[Entries shown start]

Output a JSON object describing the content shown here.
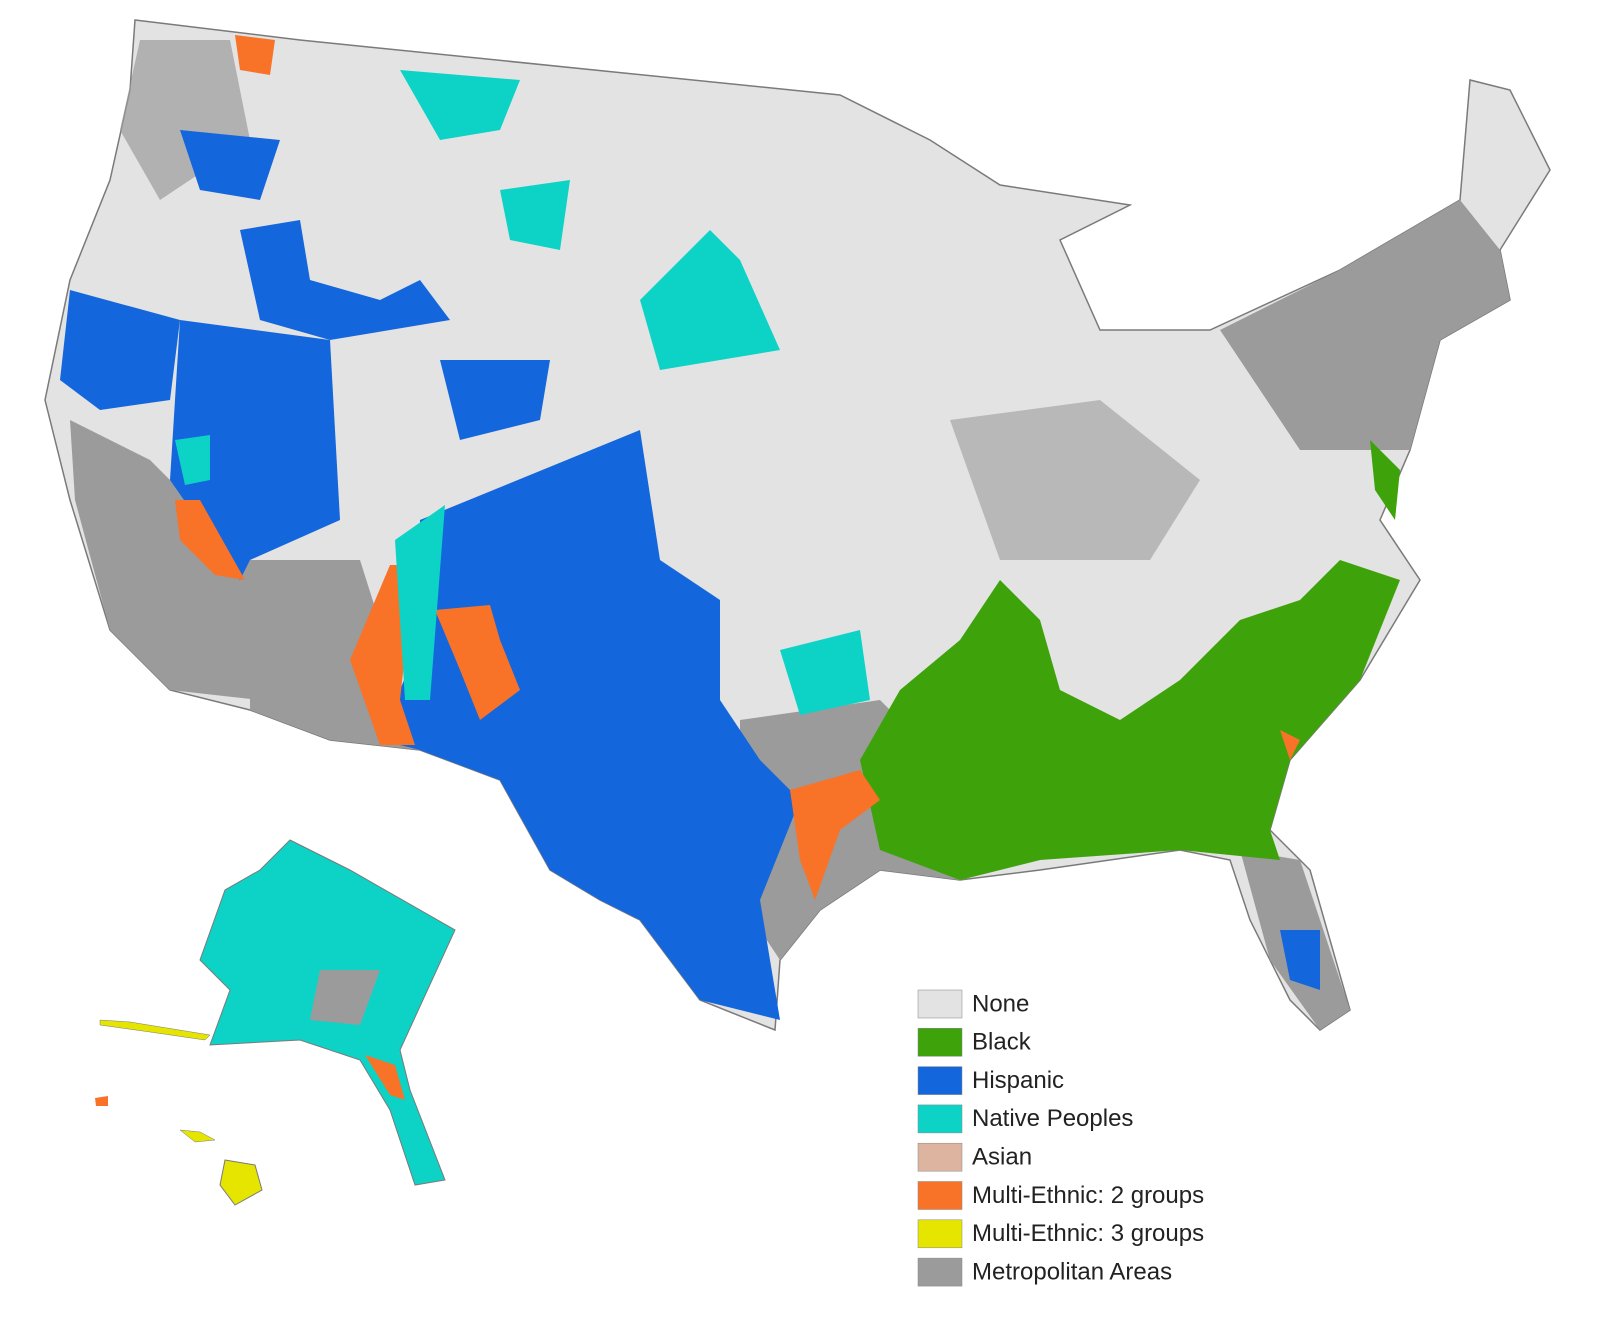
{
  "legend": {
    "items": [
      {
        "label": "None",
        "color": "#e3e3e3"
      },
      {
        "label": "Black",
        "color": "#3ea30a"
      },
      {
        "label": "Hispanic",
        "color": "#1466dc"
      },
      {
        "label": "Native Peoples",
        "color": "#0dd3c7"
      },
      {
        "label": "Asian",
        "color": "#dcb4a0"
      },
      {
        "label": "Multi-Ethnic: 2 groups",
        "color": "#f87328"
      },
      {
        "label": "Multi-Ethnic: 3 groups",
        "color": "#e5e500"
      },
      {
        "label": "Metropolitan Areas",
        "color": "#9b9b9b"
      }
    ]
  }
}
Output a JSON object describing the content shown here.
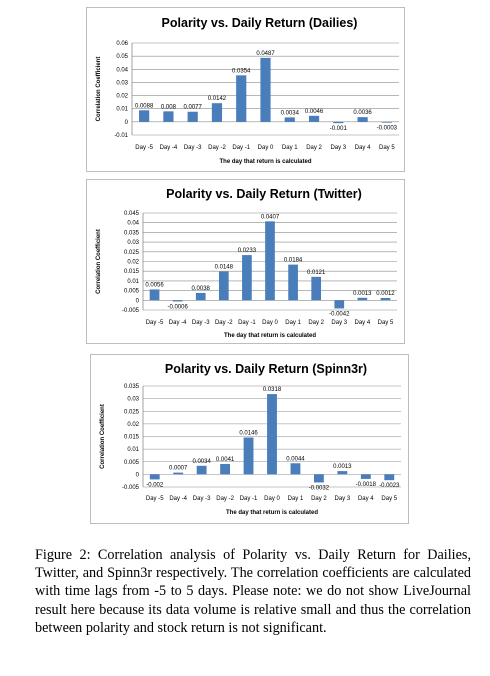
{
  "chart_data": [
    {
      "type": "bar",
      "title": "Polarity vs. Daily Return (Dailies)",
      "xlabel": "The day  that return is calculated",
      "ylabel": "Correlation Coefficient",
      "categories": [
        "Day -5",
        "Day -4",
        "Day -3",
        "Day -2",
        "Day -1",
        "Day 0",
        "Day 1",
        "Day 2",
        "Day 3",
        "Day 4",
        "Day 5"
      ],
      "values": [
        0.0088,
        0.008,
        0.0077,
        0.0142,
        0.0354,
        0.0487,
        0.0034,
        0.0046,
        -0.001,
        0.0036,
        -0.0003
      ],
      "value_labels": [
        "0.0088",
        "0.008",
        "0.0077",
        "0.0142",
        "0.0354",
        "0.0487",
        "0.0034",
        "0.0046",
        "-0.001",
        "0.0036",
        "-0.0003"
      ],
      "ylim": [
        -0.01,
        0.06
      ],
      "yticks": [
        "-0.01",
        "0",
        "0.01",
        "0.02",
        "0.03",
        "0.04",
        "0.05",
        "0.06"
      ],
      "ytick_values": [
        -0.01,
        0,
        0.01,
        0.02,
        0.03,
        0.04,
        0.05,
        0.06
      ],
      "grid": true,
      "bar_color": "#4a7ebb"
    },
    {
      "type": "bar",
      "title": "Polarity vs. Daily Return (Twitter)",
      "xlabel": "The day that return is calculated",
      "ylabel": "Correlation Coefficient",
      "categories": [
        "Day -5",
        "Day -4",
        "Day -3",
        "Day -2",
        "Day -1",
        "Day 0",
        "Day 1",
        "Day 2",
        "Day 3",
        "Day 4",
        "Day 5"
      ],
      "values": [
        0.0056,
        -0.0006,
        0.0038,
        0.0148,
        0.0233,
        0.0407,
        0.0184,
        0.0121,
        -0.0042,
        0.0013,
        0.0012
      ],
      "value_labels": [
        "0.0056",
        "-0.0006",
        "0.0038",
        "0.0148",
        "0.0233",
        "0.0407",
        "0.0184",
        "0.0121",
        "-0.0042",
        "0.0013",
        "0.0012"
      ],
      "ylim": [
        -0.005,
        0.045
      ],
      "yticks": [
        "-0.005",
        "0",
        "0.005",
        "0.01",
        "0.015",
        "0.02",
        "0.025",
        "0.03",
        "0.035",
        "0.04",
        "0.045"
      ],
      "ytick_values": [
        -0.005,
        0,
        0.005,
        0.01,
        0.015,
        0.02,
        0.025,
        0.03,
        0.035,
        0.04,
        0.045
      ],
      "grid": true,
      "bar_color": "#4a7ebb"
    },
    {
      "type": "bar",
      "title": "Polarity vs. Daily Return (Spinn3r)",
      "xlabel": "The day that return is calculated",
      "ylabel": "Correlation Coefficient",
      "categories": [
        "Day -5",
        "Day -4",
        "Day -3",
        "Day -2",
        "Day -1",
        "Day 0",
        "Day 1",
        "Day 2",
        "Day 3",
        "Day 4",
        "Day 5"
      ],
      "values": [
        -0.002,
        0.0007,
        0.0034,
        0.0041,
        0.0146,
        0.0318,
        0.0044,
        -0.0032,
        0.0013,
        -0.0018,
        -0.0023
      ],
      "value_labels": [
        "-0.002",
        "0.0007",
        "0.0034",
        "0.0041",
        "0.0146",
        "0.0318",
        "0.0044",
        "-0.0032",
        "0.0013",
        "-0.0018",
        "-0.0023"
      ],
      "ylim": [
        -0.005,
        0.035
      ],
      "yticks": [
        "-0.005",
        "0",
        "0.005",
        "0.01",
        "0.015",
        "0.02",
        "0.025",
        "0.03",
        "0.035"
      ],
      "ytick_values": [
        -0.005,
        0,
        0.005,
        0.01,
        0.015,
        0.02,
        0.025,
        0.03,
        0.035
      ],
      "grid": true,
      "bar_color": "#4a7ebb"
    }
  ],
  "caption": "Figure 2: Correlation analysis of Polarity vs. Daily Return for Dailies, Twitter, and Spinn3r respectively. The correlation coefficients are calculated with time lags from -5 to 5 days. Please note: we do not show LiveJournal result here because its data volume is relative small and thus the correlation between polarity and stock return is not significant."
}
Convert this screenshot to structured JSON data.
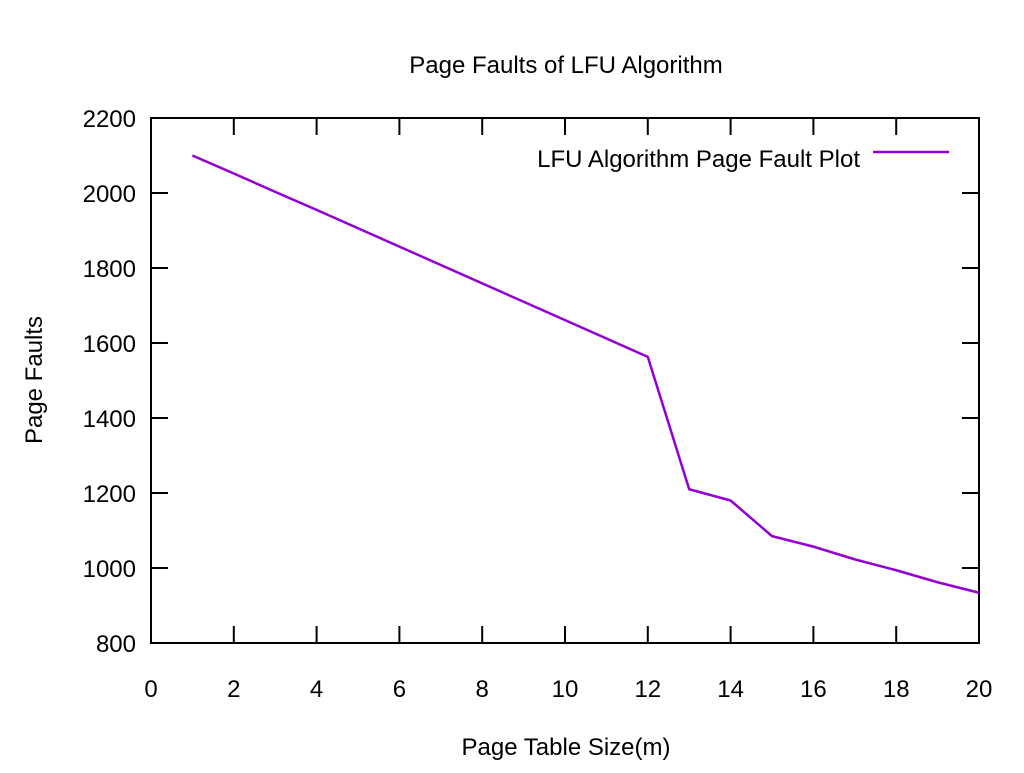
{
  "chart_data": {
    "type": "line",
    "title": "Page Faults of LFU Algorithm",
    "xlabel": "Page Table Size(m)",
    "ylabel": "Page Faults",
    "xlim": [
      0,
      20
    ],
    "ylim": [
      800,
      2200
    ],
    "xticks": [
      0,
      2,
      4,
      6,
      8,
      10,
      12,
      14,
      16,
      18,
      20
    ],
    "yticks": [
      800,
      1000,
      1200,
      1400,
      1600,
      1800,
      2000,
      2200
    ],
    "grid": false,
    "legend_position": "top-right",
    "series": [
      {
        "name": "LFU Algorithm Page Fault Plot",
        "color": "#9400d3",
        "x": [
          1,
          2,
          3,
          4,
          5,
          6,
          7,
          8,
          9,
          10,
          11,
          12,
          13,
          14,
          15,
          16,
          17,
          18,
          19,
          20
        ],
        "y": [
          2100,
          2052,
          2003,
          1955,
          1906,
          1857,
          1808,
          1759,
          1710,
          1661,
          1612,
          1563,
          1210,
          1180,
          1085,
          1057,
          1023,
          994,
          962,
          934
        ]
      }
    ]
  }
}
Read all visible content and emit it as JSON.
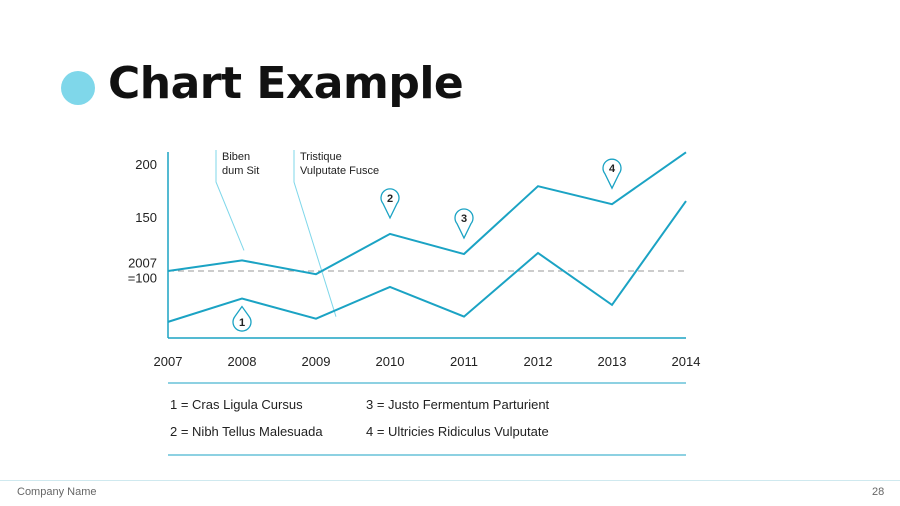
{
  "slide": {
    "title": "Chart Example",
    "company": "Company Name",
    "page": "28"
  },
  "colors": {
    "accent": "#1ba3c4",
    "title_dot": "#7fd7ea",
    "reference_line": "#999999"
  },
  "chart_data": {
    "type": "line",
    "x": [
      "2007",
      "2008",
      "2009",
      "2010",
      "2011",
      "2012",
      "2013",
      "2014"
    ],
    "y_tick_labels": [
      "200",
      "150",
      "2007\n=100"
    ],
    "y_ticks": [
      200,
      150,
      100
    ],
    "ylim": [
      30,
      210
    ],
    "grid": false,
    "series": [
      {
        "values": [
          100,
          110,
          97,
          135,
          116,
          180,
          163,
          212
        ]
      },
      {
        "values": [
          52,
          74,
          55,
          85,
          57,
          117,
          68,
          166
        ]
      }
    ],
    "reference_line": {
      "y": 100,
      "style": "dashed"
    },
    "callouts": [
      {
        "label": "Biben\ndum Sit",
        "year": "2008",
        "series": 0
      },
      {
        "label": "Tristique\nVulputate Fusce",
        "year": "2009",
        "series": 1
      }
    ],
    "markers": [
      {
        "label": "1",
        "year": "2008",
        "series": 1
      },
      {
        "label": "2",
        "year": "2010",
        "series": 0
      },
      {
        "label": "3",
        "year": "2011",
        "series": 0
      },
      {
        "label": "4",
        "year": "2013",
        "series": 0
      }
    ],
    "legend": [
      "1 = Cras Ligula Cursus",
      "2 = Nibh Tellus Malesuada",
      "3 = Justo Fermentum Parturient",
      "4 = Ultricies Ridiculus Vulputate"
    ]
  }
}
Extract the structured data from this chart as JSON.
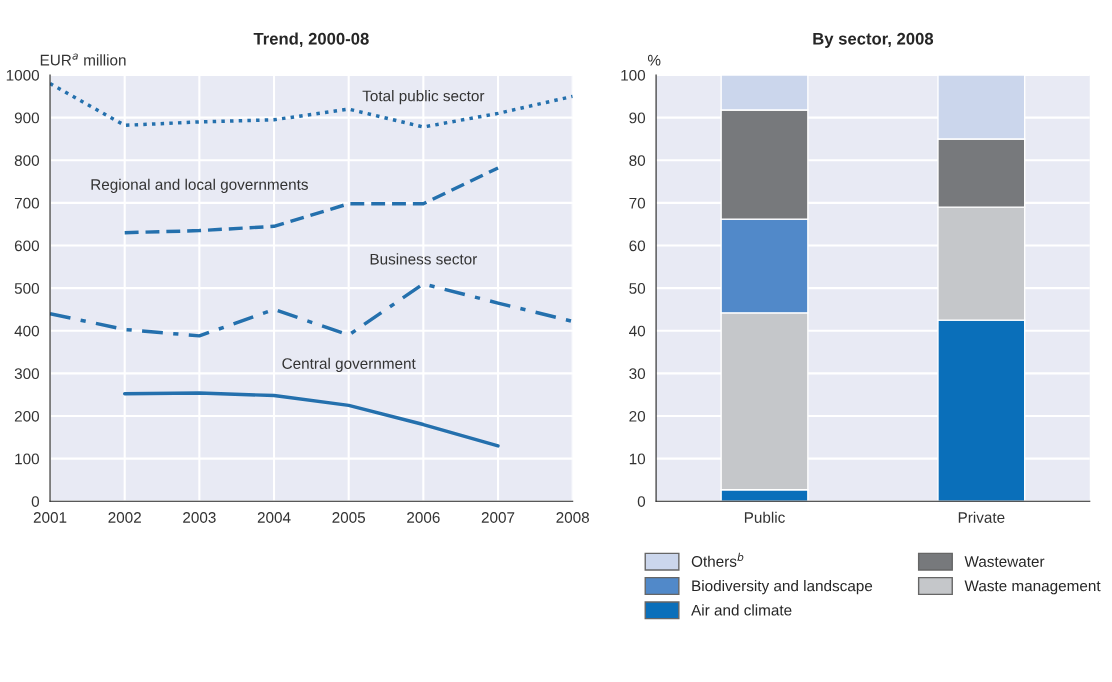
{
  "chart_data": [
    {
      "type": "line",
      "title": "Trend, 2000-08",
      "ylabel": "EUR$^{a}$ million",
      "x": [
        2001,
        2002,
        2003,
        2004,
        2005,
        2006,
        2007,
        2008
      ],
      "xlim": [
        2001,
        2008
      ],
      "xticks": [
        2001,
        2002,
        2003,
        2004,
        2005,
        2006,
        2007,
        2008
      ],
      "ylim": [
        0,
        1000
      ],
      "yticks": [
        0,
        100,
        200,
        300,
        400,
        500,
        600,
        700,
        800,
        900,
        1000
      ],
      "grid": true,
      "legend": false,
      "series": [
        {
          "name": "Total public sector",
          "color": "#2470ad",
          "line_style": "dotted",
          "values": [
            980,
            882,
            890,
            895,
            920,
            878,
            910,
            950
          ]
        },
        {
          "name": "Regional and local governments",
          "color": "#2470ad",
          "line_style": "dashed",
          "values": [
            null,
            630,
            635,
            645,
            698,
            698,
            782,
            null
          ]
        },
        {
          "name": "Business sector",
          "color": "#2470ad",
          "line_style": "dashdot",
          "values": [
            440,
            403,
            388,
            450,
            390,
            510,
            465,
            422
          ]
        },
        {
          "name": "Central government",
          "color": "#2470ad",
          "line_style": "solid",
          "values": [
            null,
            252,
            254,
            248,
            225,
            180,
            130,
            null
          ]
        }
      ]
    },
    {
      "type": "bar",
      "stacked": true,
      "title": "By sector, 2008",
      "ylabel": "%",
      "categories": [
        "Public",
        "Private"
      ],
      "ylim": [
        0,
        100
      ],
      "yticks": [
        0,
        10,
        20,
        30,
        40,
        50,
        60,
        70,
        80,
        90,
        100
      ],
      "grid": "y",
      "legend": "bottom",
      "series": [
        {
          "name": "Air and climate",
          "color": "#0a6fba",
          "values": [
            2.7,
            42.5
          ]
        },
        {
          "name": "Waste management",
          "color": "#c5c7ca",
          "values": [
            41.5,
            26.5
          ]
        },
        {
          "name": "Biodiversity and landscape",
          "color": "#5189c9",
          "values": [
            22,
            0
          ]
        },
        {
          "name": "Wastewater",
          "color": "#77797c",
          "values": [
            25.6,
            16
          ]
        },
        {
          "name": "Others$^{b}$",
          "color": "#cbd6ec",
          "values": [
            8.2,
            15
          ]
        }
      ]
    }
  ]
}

[Entries shown end]

- **Short exercise**: Look through the material and copy each line that has "Ethnic".

- **Solution to the exercise**:
        "label": "Multi-Ethnic: 2 groups",
        "label": "Multi-Ethnic: 3 groups",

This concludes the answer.